Figure collection entries
▼

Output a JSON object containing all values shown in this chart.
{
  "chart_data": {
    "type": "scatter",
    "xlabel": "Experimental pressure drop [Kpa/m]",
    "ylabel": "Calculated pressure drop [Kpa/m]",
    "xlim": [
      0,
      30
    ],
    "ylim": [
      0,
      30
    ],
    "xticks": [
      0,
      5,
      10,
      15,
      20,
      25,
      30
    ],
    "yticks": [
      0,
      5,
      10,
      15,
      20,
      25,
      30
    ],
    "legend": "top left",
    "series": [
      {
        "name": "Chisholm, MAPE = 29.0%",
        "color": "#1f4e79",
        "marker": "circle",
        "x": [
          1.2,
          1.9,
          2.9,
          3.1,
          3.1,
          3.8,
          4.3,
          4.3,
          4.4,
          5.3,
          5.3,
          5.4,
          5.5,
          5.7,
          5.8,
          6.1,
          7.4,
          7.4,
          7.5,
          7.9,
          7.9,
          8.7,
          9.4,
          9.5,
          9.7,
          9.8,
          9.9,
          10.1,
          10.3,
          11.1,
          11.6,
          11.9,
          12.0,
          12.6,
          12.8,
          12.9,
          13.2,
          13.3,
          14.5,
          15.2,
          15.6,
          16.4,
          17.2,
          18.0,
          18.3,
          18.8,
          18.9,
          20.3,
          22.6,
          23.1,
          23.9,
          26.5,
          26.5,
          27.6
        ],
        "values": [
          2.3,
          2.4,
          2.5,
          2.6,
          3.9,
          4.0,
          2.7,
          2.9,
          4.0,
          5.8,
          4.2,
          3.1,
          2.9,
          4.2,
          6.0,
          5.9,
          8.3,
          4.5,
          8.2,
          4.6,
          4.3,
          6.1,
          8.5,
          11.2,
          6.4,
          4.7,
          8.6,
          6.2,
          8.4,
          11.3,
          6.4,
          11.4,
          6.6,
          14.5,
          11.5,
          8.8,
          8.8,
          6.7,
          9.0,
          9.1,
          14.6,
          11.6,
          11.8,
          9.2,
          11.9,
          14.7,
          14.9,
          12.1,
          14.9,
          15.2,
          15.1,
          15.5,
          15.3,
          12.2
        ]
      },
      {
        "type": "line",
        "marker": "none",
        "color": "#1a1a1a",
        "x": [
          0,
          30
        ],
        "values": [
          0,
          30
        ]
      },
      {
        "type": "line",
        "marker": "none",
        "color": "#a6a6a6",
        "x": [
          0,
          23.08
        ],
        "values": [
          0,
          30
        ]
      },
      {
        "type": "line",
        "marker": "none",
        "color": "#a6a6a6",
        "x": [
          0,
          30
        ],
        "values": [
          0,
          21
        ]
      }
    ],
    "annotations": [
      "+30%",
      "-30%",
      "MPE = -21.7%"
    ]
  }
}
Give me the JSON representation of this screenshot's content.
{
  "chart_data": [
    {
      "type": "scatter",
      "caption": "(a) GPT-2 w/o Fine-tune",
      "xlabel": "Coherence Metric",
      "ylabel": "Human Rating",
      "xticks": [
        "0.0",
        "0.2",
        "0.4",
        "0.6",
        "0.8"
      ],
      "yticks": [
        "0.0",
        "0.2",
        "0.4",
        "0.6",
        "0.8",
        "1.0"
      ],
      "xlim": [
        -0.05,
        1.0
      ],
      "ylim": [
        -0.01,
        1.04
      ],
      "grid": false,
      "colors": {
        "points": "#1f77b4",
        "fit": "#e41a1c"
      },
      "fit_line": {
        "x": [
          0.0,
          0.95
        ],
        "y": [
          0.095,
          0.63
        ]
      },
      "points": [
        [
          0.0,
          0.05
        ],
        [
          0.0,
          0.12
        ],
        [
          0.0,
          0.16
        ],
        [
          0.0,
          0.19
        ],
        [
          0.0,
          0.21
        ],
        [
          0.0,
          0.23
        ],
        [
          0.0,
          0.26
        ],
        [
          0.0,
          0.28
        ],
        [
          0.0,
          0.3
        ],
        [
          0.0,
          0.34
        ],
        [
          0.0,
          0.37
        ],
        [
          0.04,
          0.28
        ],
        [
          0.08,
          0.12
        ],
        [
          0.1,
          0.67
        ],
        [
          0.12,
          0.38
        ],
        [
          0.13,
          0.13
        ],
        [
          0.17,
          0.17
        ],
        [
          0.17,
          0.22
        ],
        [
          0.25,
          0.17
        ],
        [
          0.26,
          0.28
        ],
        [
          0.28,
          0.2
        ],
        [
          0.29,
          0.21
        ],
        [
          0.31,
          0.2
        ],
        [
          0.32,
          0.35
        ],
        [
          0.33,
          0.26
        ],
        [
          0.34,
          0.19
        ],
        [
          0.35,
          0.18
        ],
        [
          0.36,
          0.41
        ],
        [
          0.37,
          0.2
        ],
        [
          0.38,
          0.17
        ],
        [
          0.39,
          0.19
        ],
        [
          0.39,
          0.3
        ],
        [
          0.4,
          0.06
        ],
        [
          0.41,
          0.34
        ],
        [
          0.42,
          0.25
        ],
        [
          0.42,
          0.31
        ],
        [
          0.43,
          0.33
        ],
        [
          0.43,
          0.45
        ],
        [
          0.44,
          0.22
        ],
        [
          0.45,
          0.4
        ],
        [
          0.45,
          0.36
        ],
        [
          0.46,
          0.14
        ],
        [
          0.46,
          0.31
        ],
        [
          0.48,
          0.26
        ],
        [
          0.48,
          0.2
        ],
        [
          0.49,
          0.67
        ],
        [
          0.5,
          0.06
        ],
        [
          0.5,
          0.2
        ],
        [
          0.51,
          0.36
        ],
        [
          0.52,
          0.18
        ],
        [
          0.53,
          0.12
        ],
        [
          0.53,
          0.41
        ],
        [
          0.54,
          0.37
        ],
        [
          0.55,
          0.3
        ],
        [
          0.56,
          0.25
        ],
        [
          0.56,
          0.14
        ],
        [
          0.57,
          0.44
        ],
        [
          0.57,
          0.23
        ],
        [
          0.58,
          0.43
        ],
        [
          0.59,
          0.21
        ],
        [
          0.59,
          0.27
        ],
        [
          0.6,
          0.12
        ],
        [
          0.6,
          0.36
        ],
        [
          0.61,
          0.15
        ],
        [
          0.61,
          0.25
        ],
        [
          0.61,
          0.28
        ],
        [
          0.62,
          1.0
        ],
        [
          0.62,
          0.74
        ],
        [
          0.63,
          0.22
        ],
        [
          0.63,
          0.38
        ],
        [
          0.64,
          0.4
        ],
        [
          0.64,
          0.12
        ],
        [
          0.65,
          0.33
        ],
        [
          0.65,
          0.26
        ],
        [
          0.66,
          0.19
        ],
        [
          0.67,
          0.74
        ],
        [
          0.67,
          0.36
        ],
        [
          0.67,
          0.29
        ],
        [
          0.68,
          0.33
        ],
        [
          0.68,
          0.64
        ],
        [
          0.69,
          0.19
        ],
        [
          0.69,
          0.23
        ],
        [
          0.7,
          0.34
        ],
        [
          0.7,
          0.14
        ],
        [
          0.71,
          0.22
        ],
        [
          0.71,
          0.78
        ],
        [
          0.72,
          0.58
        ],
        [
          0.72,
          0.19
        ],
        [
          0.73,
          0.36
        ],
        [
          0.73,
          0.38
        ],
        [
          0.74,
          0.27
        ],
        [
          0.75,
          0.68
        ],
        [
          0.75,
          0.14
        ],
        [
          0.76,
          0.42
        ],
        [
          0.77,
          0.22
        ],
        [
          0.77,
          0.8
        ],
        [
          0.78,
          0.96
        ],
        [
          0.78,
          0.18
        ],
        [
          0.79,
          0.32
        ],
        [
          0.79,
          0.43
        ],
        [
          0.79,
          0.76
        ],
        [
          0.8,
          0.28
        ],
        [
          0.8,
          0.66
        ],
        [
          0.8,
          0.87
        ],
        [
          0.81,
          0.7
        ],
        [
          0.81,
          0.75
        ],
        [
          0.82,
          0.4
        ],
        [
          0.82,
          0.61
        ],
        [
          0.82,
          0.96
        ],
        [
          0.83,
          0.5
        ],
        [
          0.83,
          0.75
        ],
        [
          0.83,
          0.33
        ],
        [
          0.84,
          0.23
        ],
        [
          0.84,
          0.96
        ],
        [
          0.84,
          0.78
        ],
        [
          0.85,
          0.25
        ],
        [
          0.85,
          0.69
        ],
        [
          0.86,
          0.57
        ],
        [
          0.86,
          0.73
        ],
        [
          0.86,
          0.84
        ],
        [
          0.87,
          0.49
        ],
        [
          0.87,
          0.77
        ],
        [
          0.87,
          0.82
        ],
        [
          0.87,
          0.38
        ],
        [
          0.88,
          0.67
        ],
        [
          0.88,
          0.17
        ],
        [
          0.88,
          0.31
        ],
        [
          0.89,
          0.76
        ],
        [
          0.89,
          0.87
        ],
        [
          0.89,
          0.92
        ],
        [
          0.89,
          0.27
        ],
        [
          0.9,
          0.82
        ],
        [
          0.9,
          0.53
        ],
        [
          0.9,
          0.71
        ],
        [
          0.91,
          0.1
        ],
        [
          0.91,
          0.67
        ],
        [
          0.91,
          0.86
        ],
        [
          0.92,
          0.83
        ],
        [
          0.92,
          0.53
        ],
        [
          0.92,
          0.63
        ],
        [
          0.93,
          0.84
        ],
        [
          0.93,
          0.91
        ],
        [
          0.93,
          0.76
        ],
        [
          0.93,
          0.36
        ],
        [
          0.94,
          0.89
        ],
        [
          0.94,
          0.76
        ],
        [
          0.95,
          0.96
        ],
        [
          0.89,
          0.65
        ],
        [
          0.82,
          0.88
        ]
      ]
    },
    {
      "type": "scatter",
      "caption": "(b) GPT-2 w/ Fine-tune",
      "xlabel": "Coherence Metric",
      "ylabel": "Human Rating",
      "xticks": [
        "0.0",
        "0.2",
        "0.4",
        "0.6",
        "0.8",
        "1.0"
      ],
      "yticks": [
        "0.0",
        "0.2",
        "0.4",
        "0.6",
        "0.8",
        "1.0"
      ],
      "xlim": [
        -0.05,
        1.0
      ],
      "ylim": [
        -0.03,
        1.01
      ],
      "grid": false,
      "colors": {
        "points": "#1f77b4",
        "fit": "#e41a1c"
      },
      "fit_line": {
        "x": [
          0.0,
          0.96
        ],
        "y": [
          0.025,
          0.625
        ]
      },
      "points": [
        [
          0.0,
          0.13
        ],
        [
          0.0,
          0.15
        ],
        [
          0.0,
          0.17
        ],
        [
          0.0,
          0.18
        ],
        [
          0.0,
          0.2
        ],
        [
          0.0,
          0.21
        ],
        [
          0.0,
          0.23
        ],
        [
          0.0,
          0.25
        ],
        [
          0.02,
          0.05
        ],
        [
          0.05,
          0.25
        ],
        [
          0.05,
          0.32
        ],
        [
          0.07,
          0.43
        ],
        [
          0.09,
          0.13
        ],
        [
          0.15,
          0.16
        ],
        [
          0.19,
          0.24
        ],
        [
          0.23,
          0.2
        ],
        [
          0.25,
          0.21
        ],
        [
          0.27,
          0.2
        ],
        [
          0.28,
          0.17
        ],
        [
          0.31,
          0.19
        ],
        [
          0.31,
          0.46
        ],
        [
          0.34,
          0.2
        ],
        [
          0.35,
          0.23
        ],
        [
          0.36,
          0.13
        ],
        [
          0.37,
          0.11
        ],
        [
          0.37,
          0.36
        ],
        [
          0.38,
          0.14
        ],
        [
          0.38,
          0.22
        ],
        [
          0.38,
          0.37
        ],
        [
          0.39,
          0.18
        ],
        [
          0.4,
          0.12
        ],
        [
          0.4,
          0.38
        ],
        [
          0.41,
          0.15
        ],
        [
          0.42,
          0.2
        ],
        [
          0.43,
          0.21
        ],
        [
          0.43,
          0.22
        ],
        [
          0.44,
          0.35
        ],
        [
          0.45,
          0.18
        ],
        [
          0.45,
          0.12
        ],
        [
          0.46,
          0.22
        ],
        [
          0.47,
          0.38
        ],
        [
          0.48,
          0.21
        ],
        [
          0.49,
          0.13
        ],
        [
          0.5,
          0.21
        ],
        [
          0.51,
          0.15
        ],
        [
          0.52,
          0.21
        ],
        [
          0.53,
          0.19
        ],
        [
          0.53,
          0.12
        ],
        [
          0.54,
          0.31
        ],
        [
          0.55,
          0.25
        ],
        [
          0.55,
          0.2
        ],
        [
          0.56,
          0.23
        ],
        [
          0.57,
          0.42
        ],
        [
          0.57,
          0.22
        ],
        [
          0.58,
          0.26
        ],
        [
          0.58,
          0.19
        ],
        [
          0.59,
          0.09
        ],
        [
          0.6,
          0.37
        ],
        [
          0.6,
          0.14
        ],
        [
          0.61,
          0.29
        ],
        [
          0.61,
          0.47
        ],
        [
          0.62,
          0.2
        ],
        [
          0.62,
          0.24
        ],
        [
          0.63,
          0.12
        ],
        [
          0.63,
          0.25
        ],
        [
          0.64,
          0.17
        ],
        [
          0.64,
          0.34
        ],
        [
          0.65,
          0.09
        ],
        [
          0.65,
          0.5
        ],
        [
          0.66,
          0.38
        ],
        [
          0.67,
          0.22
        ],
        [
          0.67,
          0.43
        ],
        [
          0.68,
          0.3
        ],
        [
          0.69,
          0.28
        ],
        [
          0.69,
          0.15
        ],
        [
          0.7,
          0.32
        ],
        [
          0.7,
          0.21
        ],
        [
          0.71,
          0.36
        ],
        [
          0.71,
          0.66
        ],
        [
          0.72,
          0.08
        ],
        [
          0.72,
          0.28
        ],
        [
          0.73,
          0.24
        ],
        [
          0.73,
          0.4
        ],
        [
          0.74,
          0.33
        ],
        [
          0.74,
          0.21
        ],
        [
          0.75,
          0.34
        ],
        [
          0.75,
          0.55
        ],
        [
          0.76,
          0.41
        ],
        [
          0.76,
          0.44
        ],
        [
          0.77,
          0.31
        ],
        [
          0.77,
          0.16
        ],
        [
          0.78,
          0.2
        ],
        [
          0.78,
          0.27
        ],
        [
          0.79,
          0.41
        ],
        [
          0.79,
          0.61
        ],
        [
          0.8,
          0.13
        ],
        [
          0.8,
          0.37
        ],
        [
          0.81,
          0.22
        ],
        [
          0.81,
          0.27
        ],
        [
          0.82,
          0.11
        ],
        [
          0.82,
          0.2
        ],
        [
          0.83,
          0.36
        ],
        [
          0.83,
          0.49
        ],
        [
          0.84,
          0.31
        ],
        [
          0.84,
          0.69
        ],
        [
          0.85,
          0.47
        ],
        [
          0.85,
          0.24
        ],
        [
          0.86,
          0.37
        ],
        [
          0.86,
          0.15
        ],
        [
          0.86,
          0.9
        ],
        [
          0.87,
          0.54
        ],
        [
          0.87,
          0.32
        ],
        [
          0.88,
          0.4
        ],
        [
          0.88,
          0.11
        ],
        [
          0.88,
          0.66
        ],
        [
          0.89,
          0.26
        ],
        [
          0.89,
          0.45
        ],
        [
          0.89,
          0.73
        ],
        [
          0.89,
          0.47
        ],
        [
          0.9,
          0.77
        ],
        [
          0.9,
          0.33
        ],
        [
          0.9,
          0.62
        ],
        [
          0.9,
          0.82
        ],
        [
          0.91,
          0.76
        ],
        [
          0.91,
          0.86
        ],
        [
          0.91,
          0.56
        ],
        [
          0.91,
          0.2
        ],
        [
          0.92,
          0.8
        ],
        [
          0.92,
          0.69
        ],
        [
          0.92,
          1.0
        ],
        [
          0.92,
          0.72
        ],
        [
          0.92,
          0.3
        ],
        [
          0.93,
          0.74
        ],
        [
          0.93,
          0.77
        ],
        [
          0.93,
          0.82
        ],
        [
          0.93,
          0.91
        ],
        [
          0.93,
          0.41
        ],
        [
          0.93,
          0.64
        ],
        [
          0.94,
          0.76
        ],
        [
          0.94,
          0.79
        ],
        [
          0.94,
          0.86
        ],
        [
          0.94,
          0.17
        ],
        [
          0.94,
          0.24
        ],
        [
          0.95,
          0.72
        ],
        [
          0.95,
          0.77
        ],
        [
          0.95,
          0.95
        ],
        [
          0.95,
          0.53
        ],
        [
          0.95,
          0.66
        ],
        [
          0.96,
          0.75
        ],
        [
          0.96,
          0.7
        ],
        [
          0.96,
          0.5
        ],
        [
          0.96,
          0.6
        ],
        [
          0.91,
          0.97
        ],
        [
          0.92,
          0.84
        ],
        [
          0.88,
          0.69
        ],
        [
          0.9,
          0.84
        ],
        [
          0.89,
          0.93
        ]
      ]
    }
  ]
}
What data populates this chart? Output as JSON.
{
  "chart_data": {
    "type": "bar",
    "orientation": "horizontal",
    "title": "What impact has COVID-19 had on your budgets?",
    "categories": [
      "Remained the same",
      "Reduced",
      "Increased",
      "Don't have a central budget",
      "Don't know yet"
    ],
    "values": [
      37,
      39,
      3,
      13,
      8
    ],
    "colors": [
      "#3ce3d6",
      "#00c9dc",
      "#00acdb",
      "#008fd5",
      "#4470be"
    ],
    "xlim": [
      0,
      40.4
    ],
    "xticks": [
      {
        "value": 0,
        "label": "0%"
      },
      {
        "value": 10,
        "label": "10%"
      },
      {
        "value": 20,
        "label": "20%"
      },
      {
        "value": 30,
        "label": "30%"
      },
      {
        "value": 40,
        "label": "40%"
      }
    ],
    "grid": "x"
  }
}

▲

▶ [Your goal] Could you give again exactly the lines from the line containing "What data populates" through the final line of the data above, and no others?

▶ [Correct answer]
What data populates this chart? Output as JSON.
{
  "chart_data": {
    "type": "bar",
    "orientation": "horizontal",
    "title": "What impact has COVID-19 had on your budgets?",
    "categories": [
      "Remained the same",
      "Reduced",
      "Increased",
      "Don't have a central budget",
      "Don't know yet"
    ],
    "values": [
      37,
      39,
      3,
      13,
      8
    ],
    "colors": [
      "#3ce3d6",
      "#00c9dc",
      "#00acdb",
      "#008fd5",
      "#4470be"
    ],
    "xlim": [
      0,
      40.4
    ],
    "xticks": [
      {
        "value": 0,
        "label": "0%"
      },
      {
        "value": 10,
        "label": "10%"
      },
      {
        "value": 20,
        "label": "20%"
      },
      {
        "value": 30,
        "label": "30%"
      },
      {
        "value": 40,
        "label": "40%"
      }
    ],
    "grid": "x"
  }
}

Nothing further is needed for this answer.